_Saved entries:_
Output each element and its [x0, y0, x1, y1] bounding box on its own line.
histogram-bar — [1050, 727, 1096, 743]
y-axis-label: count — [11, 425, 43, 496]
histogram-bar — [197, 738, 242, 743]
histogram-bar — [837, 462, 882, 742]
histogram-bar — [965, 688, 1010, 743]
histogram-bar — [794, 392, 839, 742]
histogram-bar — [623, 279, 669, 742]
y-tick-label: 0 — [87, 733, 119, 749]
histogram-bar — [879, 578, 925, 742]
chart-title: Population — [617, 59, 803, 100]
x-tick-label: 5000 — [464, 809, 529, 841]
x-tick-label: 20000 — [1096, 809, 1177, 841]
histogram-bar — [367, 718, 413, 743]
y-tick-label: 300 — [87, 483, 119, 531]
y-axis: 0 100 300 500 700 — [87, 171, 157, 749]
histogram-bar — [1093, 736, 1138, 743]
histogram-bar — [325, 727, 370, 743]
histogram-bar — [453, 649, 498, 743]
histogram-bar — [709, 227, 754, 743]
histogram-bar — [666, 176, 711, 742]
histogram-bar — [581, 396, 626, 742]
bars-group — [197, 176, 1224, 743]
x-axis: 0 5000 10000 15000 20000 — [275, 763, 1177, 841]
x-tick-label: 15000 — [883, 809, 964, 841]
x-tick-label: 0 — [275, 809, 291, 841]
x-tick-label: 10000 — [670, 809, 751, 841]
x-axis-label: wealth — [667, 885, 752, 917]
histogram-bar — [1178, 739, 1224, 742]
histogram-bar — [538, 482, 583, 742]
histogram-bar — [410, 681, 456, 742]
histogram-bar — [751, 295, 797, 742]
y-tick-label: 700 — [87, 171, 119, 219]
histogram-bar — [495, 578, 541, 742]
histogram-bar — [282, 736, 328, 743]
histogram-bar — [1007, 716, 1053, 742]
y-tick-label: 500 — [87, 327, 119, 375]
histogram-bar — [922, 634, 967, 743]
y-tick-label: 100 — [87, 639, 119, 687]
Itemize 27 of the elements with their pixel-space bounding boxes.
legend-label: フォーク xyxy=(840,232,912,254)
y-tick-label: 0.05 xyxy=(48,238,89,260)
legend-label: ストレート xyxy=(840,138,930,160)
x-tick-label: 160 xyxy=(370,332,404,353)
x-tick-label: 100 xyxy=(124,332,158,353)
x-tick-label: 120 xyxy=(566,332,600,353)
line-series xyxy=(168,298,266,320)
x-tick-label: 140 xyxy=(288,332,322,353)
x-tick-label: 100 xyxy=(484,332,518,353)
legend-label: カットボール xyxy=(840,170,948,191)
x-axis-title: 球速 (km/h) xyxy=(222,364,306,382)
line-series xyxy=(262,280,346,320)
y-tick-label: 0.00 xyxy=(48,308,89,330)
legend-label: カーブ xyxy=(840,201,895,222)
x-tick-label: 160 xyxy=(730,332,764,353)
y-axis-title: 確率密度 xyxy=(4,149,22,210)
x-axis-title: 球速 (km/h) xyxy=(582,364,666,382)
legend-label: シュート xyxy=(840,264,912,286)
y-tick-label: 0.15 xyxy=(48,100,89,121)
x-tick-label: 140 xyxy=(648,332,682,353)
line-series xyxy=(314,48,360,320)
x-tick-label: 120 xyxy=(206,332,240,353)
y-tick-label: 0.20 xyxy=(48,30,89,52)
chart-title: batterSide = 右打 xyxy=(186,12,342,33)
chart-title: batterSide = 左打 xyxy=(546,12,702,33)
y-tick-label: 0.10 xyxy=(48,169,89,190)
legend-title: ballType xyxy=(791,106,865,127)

_SET TASK:_
Reproduce word for word the lines from the first one through the line containing "histogram-bar — [325, 727, 370, 743]", including both.

_WRITTEN RESPONSE:_
Output each element and its [x0, y0, x1, y1] bounding box on its own line.
histogram-bar — [1050, 727, 1096, 743]
y-axis-label: count — [11, 425, 43, 496]
histogram-bar — [197, 738, 242, 743]
histogram-bar — [837, 462, 882, 742]
histogram-bar — [965, 688, 1010, 743]
histogram-bar — [794, 392, 839, 742]
histogram-bar — [623, 279, 669, 742]
y-tick-label: 0 — [87, 733, 119, 749]
histogram-bar — [879, 578, 925, 742]
chart-title: Population — [617, 59, 803, 100]
x-tick-label: 5000 — [464, 809, 529, 841]
x-tick-label: 20000 — [1096, 809, 1177, 841]
histogram-bar — [367, 718, 413, 743]
y-tick-label: 300 — [87, 483, 119, 531]
y-axis: 0 100 300 500 700 — [87, 171, 157, 749]
histogram-bar — [1093, 736, 1138, 743]
histogram-bar — [325, 727, 370, 743]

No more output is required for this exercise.